TEXT PROVIDED —
↓↓↓
EXHIBIT 5
MANAGEMENT CONTRACT
between
FIDELITY EXCHANGE FUND
and
FIDELITY MANAGEMENT & RESEARCH COMPANY
AGREEMENT made this 1st day of November, 1988, by and between
Fidelity Exchange Fund, a Massachusetts business trust which may issue
one or more series of shares of beneficial interest (hereinafter
called the "Fund"), and Fidelity Management & Research Company, a
Massachusetts corporation (hereinafter called the "Adviser").
1. (a) Investment Advisory Services. The Adviser undertakes to act as
investment adviser of the Fund and shall, subject to the supervision
of the Fund's Board of Trustees, direct the investments of the Fund in
accordance with the investment objective, policies and limitations as
provided in the Fund's Prospectus or other governing instruments, as
amended from time to time, the Investment Company Act of 1940 and
rules thereunder, as amended from time to time (the "1940 Act"), and
such other limitations as the Fund may impose by notice in writing to
the Adviser. The Adviser shall also furnish for the use of the Fund
office space and all necessary office facilities, equipment and
personnel for servicing the investments of the Fund; and shall pay the
salaries and fees of all officers of the Fund, of all Trustees of the
Fund who are "interested persons" of the Fund or of the Adviser and of
all personnel of the Fund or the Adviser performing services relating
to research, statistical and investment activities and, either itself
or through such person as approved by the Trustees, shall compute the
net asset value of the shares of beneficial interest of the Fund as
provided in the Fund's Declaration of Trust, and shall maintain the
portfolio and general accounting records of the Fund. The Adviser is
authorized, in its discretion and without prior consultation with the
Fund, to buy, sell, lend and otherwise trade in any stocks, bonds and
other securities and investment instruments on behalf of the Fund. The
investment policies and all other actions of the Fund are and shall at
all times be subject to the control and direction of the Fund's Board
of Trustees.
(b) Management Services. The Adviser shall perform (or arrange for
the performance by its affiliates of) the management and
administrative services necessary for the operation of the Fund. The
Adviser shall, subject to the supervision of the Board of Trustees,
perform various services for the Fund, including but not limited to:
(i) providing the Fund with office space, equipment and facilities
(which may be its own) for maintaining its organization; (ii) on
behalf of the Fund, supervising relations with, and monitoring the
performance of, custodians, depositories, transfer and pricing agents,
accountants, attorneys, underwriters, brokers and dealers, insurers
and other persons in any capacity deemed to be necessary or desirable;
(iii) preparing all general shareholder communications, including
shareholder reports; (iv) conducting shareholder relations; (v)
maintaining the Fund's existence and its records; (vi) during such
times as shares are publicly offered, maintaining the registration and
qualification of the Fund's shares under federal and state law; and
(vii) investigating the development of and developing and
implementing, if appropriate, management and shareholder services
designed to enhance the value or convenience of the Fund as an
investment vehicle.
The Adviser shall also furnish such reports, evaluations, or analyses
to the Fund as the Fund's Board of Trustees may request from time to
time or as the Adviser may deem to be desirable. The Adviser shall
make recommendations to the Fund's Board of Trustees with respect to
Fund policies, and shall carry out such policies as are adopted by the
Trustees. The Adviser shall, subject to review by the Board of
Trustees, furnish such other services as the Adviser shall from time
to time determine to be necessary or useful to perform its obligations
under this Contract.
↑↑↑
DATA PROVIDED —
↓↓↓
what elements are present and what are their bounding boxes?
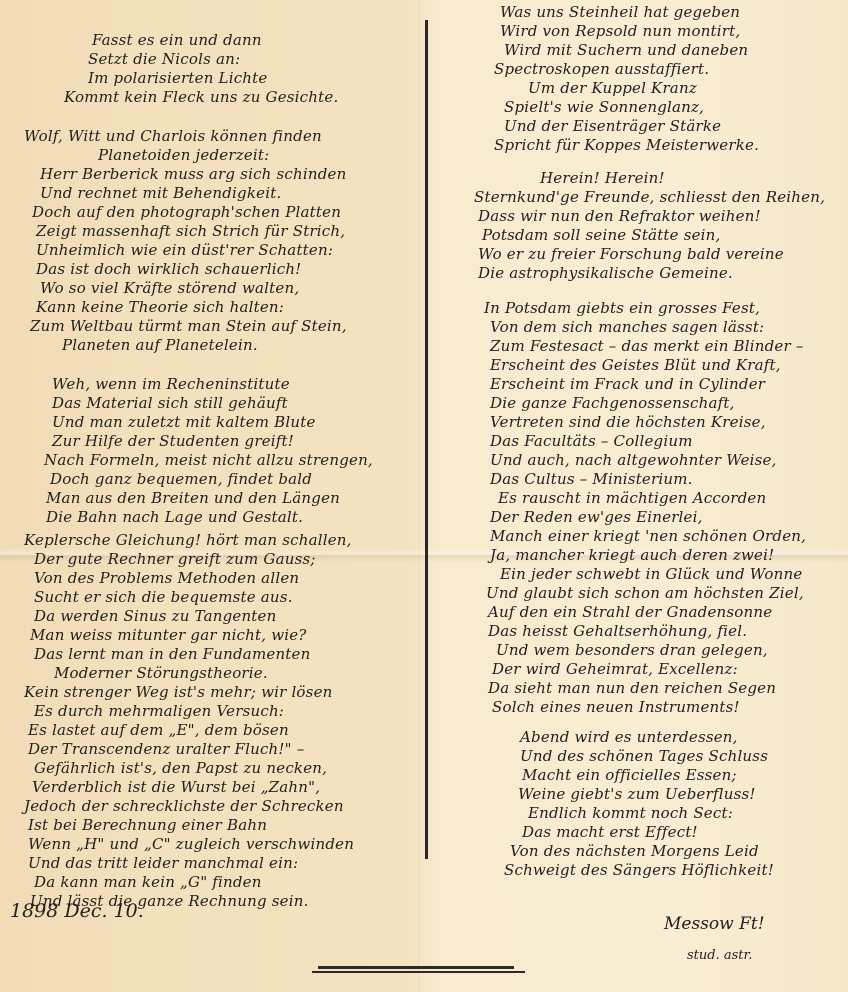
↑↑↑
PROBLEM TO SOLVE —
Continue the management contract between the fund and its adviser, starting after its last sentence.

REPLY —
(c) The Adviser, at its own expense, shall place all orders for the
purchase and sale of portfolio securities for the Fund's account with
brokers or dealers selected by the Adviser, which may include brokers
or dealers affiliated with the Adviser. The Adviser shall use its best
efforts to seek to execute portfolio transactions at prices which are
advantageous to the Fund and at commission rates which are reasonable
in relation to the benefits received. In selecting brokers or dealers
qualified to execute a particular transaction, brokers or dealers may
be selected who also provide brokerage and research services (as those
terms are defined in Section 28(e) of the Securities Exchange Act of
1934) to the Fund and/or the other accounts over which the Adviser or
its affiliates exercise investment discretion. The Adviser is
authorized to pay a broker or dealer who provides such brokerage and
research services a commission for executing a portfolio transaction
for the Fund which is in excess of the amount of commission another
broker or dealer would have charged for effecting that transaction if
the Adviser determines in good faith that such amount of commission is
reasonable in relation to the value of the brokerage and research
services provided by such broker or dealer. This determination may be
viewed in terms of either that particular transaction or the overall
responsibilities which the Adviser and its affiliates have with
respect to accounts over which they exercise investment discretion.
The Trustees of the Fund shall periodically review the commissions
paid by the Fund to determine if the commissions paid over
representative periods of time were reasonable in relation to the
benefits to the Fund.
The Adviser shall, in acting hereunder, be an independent contractor.
The Adviser shall not be an agent of the Fund.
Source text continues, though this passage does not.